## BEGIN
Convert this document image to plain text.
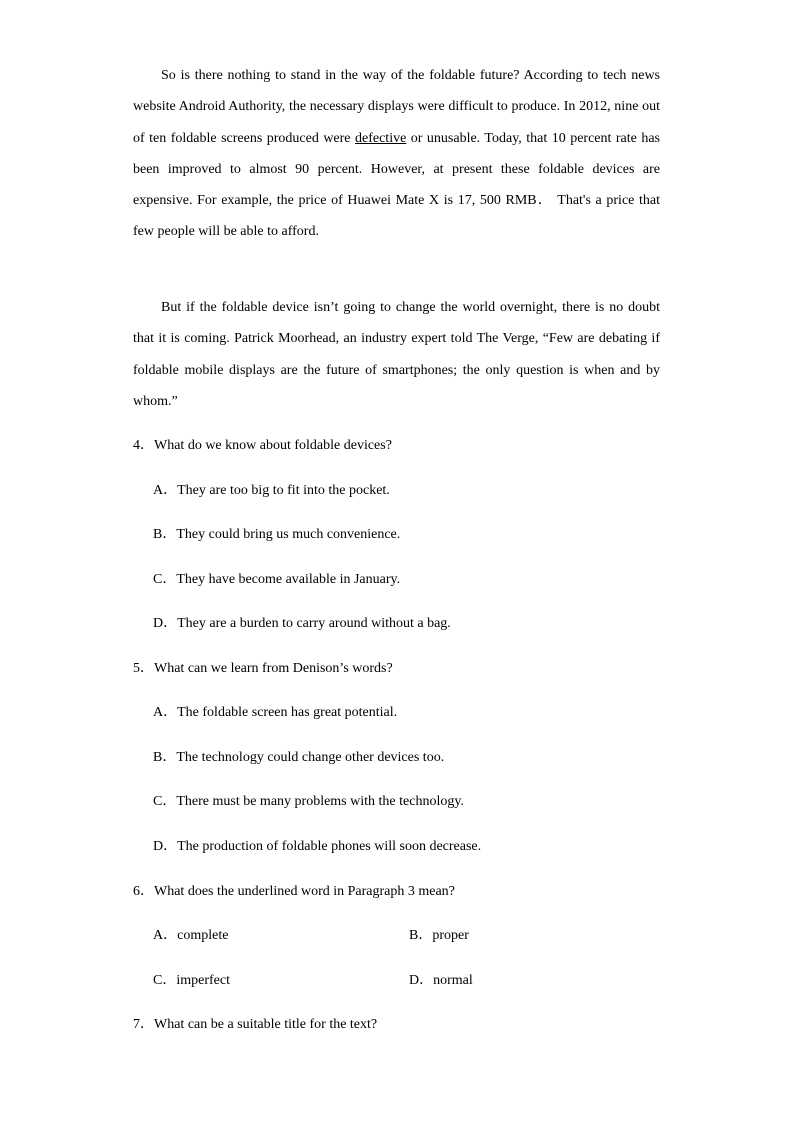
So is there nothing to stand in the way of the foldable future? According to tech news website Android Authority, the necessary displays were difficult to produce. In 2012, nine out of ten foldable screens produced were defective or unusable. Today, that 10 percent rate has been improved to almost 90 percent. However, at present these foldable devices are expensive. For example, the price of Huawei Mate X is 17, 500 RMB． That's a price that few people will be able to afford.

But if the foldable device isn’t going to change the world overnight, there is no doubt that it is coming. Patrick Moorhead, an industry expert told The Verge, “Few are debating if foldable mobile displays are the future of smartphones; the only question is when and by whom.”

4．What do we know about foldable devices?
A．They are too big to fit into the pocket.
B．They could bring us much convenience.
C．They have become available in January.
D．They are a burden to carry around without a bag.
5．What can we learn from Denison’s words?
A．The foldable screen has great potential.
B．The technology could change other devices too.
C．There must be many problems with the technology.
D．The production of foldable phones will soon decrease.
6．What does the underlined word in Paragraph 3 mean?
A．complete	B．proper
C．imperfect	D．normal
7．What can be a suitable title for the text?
## END
**Aim:**
Copy out each line word for word, please, skipping the images.

**Worked solution:**
Convert this document image to plain text.
So is there nothing to stand in the way of the foldable future? According to tech news website Android Authority, the necessary displays were difficult to produce. In 2012, nine out of ten foldable screens produced were defective or unusable. Today, that 10 percent rate has been improved to almost 90 percent. However, at present these foldable devices are expensive. For example, the price of Huawei Mate X is 17, 500 RMB． That's a price that few people will be able to afford.

But if the foldable device isn’t going to change the world overnight, there is no doubt that it is coming. Patrick Moorhead, an industry expert told The Verge, “Few are debating if foldable mobile displays are the future of smartphones; the only question is when and by whom.”

4．What do we know about foldable devices?
A．They are too big to fit into the pocket.
B．They could bring us much convenience.
C．They have become available in January.
D．They are a burden to carry around without a bag.
5．What can we learn from Denison’s words?
A．The foldable screen has great potential.
B．The technology could change other devices too.
C．There must be many problems with the technology.
D．The production of foldable phones will soon decrease.
6．What does the underlined word in Paragraph 3 mean?
A．complete	B．proper
C．imperfect	D．normal
7．What can be a suitable title for the text?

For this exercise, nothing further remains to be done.